> [DIRECTIONS FOR THIS TASK]
Write out the whole of the material exactly.

> [DATA TO PROCESS]
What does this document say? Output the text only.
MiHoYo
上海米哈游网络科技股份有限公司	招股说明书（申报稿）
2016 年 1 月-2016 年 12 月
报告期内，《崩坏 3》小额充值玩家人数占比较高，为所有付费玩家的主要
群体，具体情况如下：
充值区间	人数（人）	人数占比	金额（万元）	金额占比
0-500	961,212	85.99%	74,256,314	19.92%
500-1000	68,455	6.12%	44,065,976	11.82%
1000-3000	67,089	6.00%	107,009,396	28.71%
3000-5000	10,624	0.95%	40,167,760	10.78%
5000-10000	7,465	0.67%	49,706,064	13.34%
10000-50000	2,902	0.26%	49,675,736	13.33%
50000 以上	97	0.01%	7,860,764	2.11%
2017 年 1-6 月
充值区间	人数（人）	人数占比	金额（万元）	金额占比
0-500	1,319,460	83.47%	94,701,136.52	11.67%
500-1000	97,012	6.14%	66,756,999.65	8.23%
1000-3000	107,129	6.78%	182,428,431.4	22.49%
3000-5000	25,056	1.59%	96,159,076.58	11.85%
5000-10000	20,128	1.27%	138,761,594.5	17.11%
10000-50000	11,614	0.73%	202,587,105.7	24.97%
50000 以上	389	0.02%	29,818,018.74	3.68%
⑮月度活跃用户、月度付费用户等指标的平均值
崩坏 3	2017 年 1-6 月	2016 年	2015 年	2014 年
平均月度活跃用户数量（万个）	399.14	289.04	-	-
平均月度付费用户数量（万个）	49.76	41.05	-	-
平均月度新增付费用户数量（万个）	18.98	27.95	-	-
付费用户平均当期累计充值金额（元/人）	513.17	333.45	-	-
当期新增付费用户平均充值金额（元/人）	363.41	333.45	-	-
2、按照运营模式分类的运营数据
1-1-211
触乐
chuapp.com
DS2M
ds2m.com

> [RESPONSE TO THE EXERCISE]
What does this document say? Output the text only.
MiHoYo
上海米哈游网络科技股份有限公司	招股说明书（申报稿）
2016 年 1 月-2016 年 12 月
报告期内，《崩坏 3》小额充值玩家人数占比较高，为所有付费玩家的主要
群体，具体情况如下：
充值区间	人数（人）	人数占比	金额（万元）	金额占比
0-500	961,212	85.99%	74,256,314	19.92%
500-1000	68,455	6.12%	44,065,976	11.82%
1000-3000	67,089	6.00%	107,009,396	28.71%
3000-5000	10,624	0.95%	40,167,760	10.78%
5000-10000	7,465	0.67%	49,706,064	13.34%
10000-50000	2,902	0.26%	49,675,736	13.33%
50000 以上	97	0.01%	7,860,764	2.11%
2017 年 1-6 月
充值区间	人数（人）	人数占比	金额（万元）	金额占比
0-500	1,319,460	83.47%	94,701,136.52	11.67%
500-1000	97,012	6.14%	66,756,999.65	8.23%
1000-3000	107,129	6.78%	182,428,431.4	22.49%
3000-5000	25,056	1.59%	96,159,076.58	11.85%
5000-10000	20,128	1.27%	138,761,594.5	17.11%
10000-50000	11,614	0.73%	202,587,105.7	24.97%
50000 以上	389	0.02%	29,818,018.74	3.68%
⑮月度活跃用户、月度付费用户等指标的平均值
崩坏 3	2017 年 1-6 月	2016 年	2015 年	2014 年
平均月度活跃用户数量（万个）	399.14	289.04	-	-
平均月度付费用户数量（万个）	49.76	41.05	-	-
平均月度新增付费用户数量（万个）	18.98	27.95	-	-
付费用户平均当期累计充值金额（元/人）	513.17	333.45	-	-
当期新增付费用户平均充值金额（元/人）	363.41	333.45	-	-
2、按照运营模式分类的运营数据
1-1-211
触乐
chuapp.com
DS2M
ds2m.com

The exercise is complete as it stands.